*EXERCISE GOAL*. Set down the data below without change, skipping the pictures it holds.

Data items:

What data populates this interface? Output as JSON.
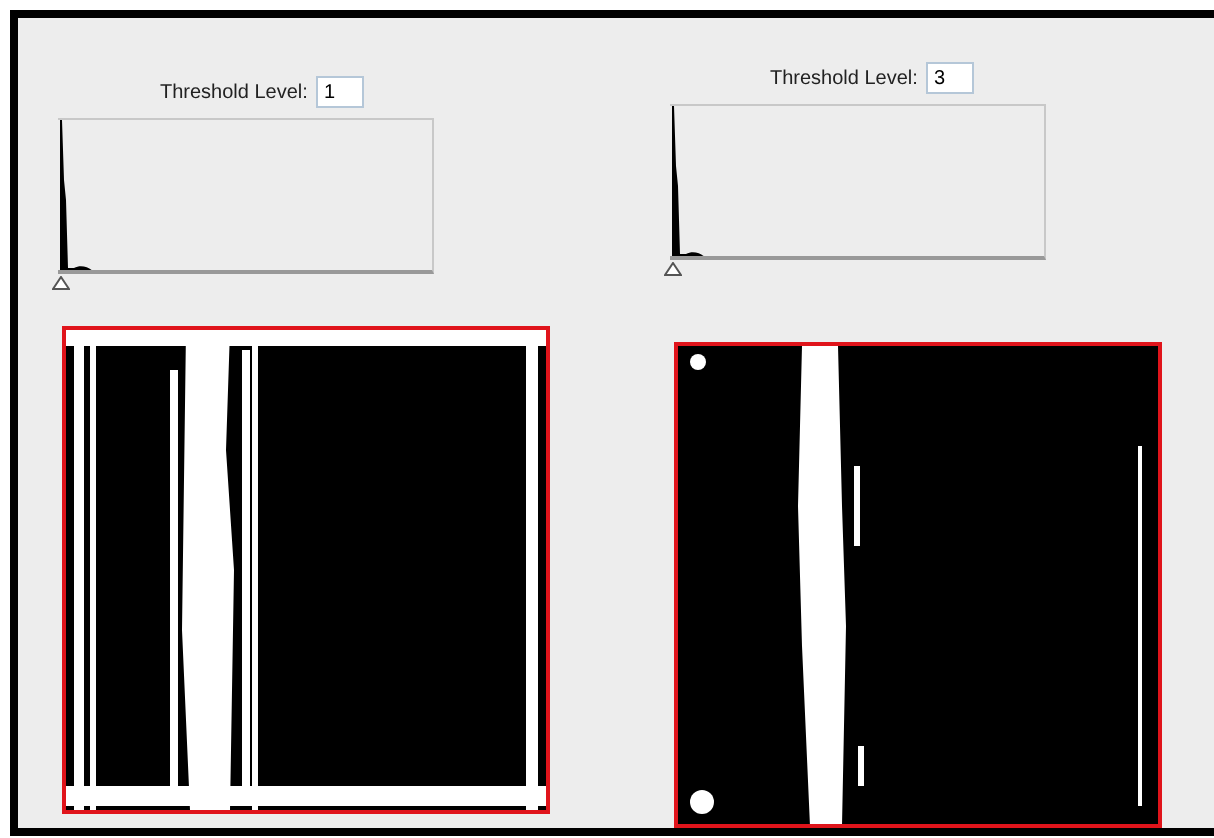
{
  "panels": [
    {
      "label": "Threshold Level:",
      "value": "1"
    },
    {
      "label": "Threshold Level:",
      "value": "3"
    }
  ]
}
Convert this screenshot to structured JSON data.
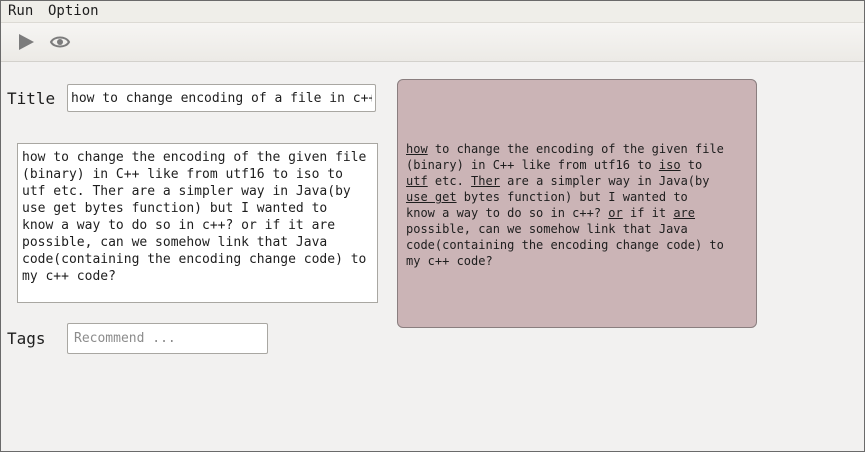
{
  "menubar": {
    "run": "Run",
    "option": "Option"
  },
  "toolbar": {
    "run_icon": "play-icon",
    "preview_icon": "eye-icon"
  },
  "form": {
    "title_label": "Title",
    "title_value": "how to change encoding of a file in c++",
    "body_value": "how to change the encoding of the given file\n(binary) in C++ like from utf16 to iso to\nutf etc. Ther are a simpler way in Java(by\nuse get bytes function) but I wanted to\nknow a way to do so in c++? or if it are\npossible, can we somehow link that Java\ncode(containing the encoding change code) to\nmy c++ code?",
    "tags_label": "Tags",
    "tags_placeholder": "Recommend ..."
  },
  "preview": {
    "lines": [
      [
        {
          "t": "how",
          "u": true
        },
        {
          "t": " to change the encoding of the given file"
        }
      ],
      [
        {
          "t": "(binary) in C++ like from utf16 to "
        },
        {
          "t": "iso",
          "u": true
        },
        {
          "t": " to"
        }
      ],
      [
        {
          "t": "utf",
          "u": true
        },
        {
          "t": " etc. "
        },
        {
          "t": "Ther",
          "u": true
        },
        {
          "t": " are a simpler way in Java(by"
        }
      ],
      [
        {
          "t": "use get",
          "u": true
        },
        {
          "t": " bytes function) but I wanted to"
        }
      ],
      [
        {
          "t": "know a way to do so in c++? "
        },
        {
          "t": "or",
          "u": true
        },
        {
          "t": " if it "
        },
        {
          "t": "are",
          "u": true
        }
      ],
      [
        {
          "t": "possible, can we somehow link that Java"
        }
      ],
      [
        {
          "t": "code(containing the encoding change code) to"
        }
      ],
      [
        {
          "t": "my c++ code?"
        }
      ]
    ]
  },
  "colors": {
    "preview_bg": "#cbb4b6",
    "window_bg": "#f2f1f0"
  }
}
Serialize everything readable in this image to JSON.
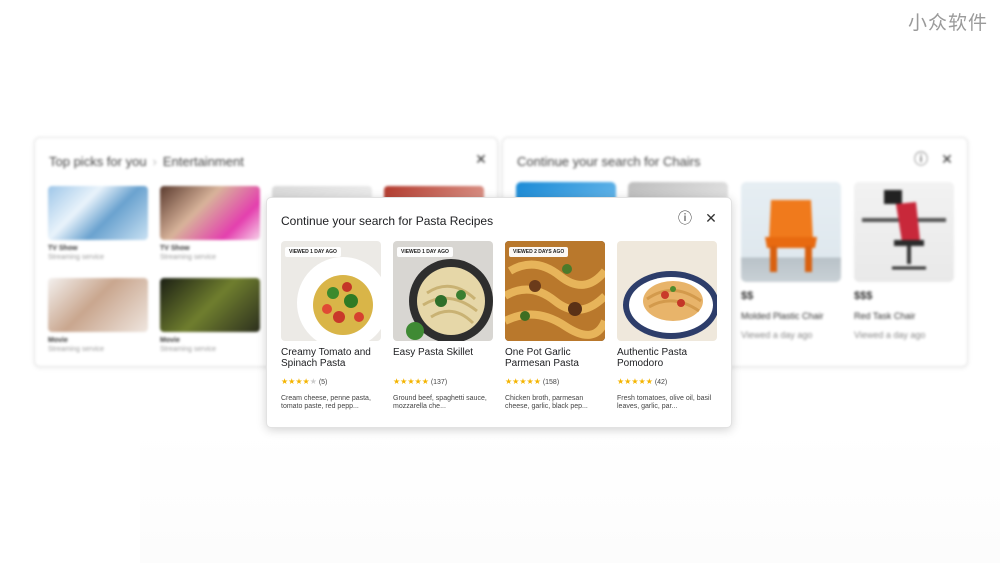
{
  "watermark": "小众软件",
  "entertainment_card": {
    "title": "Top picks for you",
    "category": "Entertainment",
    "close_icon": "close-icon",
    "tiles": [
      {
        "type": "TV Show",
        "subtitle": "Streaming service"
      },
      {
        "type": "TV Show",
        "subtitle": "Streaming service"
      },
      {
        "type": "Movie",
        "subtitle": "Streaming service"
      },
      {
        "type": "Movie",
        "subtitle": "Streaming service"
      }
    ]
  },
  "chairs_card": {
    "title": "Continue your search for Chairs",
    "info_icon": "info-icon",
    "close_icon": "close-icon",
    "items": [
      {
        "price": "$$",
        "name": "Molded Plastic Chair",
        "viewed": "Viewed a day ago"
      },
      {
        "price": "$$$",
        "name": "Red Task Chair",
        "viewed": "Viewed a day ago"
      }
    ]
  },
  "pasta_card": {
    "title": "Continue your search for Pasta Recipes",
    "info_icon": "info-icon",
    "close_icon": "close-icon",
    "recipes": [
      {
        "badge": "VIEWED 1 DAY AGO",
        "name": "Creamy Tomato and Spinach Pasta",
        "rating": 4,
        "count": "(5)",
        "ingredients": "Cream cheese, penne pasta, tomato paste, red pepp..."
      },
      {
        "badge": "VIEWED 1 DAY AGO",
        "name": "Easy Pasta Skillet",
        "rating": 5,
        "count": "(137)",
        "ingredients": "Ground beef, spaghetti sauce, mozzarella che..."
      },
      {
        "badge": "VIEWED 2 DAYS AGO",
        "name": "One Pot Garlic Parmesan Pasta",
        "rating": 5,
        "count": "(158)",
        "ingredients": "Chicken broth, parmesan cheese, garlic, black pep..."
      },
      {
        "badge": "",
        "name": "Authentic Pasta Pomodoro",
        "rating": 5,
        "count": "(42)",
        "ingredients": "Fresh tomatoes, olive oil, basil leaves, garlic, par..."
      }
    ]
  }
}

*TASK OUTPUT*.
What data populates this interface? Output as JSON.
{
  "panels": [
    {
      "label": "Threshold Level:",
      "value": "1"
    },
    {
      "label": "Threshold Level:",
      "value": "3"
    }
  ]
}
Convert this screenshot to structured JSON data.
{
  "menubar": {
    "run": "Run",
    "option": "Option"
  },
  "toolbar": {
    "run_icon": "play-icon",
    "preview_icon": "eye-icon"
  },
  "form": {
    "title_label": "Title",
    "title_value": "how to change encoding of a file in c++",
    "body_value": "how to change the encoding of the given file\n(binary) in C++ like from utf16 to iso to\nutf etc. Ther are a simpler way in Java(by\nuse get bytes function) but I wanted to\nknow a way to do so in c++? or if it are\npossible, can we somehow link that Java\ncode(containing the encoding change code) to\nmy c++ code?",
    "tags_label": "Tags",
    "tags_placeholder": "Recommend ..."
  },
  "preview": {
    "lines": [
      [
        {
          "t": "how",
          "u": true
        },
        {
          "t": " to change the encoding of the given file"
        }
      ],
      [
        {
          "t": "(binary) in C++ like from utf16 to "
        },
        {
          "t": "iso",
          "u": true
        },
        {
          "t": " to"
        }
      ],
      [
        {
          "t": "utf",
          "u": true
        },
        {
          "t": " etc. "
        },
        {
          "t": "Ther",
          "u": true
        },
        {
          "t": " are a simpler way in Java(by"
        }
      ],
      [
        {
          "t": "use get",
          "u": true
        },
        {
          "t": " bytes function) but I wanted to"
        }
      ],
      [
        {
          "t": "know a way to do so in c++? "
        },
        {
          "t": "or",
          "u": true
        },
        {
          "t": " if it "
        },
        {
          "t": "are",
          "u": true
        }
      ],
      [
        {
          "t": "possible, can we somehow link that Java"
        }
      ],
      [
        {
          "t": "code(containing the encoding change code) to"
        }
      ],
      [
        {
          "t": "my c++ code?"
        }
      ]
    ]
  },
  "colors": {
    "preview_bg": "#cbb4b6",
    "window_bg": "#f2f1f0"
  }
}
Serialize everything readable in this image to JSON.
{
  "watermark": "小众软件",
  "entertainment_card": {
    "title": "Top picks for you",
    "category": "Entertainment",
    "close_icon": "close-icon",
    "tiles": [
      {
        "type": "TV Show",
        "subtitle": "Streaming service"
      },
      {
        "type": "TV Show",
        "subtitle": "Streaming service"
      },
      {
        "type": "Movie",
        "subtitle": "Streaming service"
      },
      {
        "type": "Movie",
        "subtitle": "Streaming service"
      }
    ]
  },
  "chairs_card": {
    "title": "Continue your search for Chairs",
    "info_icon": "info-icon",
    "close_icon": "close-icon",
    "items": [
      {
        "price": "$$",
        "name": "Molded Plastic Chair",
        "viewed": "Viewed a day ago"
      },
      {
        "price": "$$$",
        "name": "Red Task Chair",
        "viewed": "Viewed a day ago"
      }
    ]
  },
  "pasta_card": {
    "title": "Continue your search for Pasta Recipes",
    "info_icon": "info-icon",
    "close_icon": "close-icon",
    "recipes": [
      {
        "badge": "VIEWED 1 DAY AGO",
        "name": "Creamy Tomato and Spinach Pasta",
        "rating": 4,
        "count": "(5)",
        "ingredients": "Cream cheese, penne pasta, tomato paste, red pepp..."
      },
      {
        "badge": "VIEWED 1 DAY AGO",
        "name": "Easy Pasta Skillet",
        "rating": 5,
        "count": "(137)",
        "ingredients": "Ground beef, spaghetti sauce, mozzarella che..."
      },
      {
        "badge": "VIEWED 2 DAYS AGO",
        "name": "One Pot Garlic Parmesan Pasta",
        "rating": 5,
        "count": "(158)",
        "ingredients": "Chicken broth, parmesan cheese, garlic, black pep..."
      },
      {
        "badge": "",
        "name": "Authentic Pasta Pomodoro",
        "rating": 5,
        "count": "(42)",
        "ingredients": "Fresh tomatoes, olive oil, basil leaves, garlic, par..."
      }
    ]
  }
}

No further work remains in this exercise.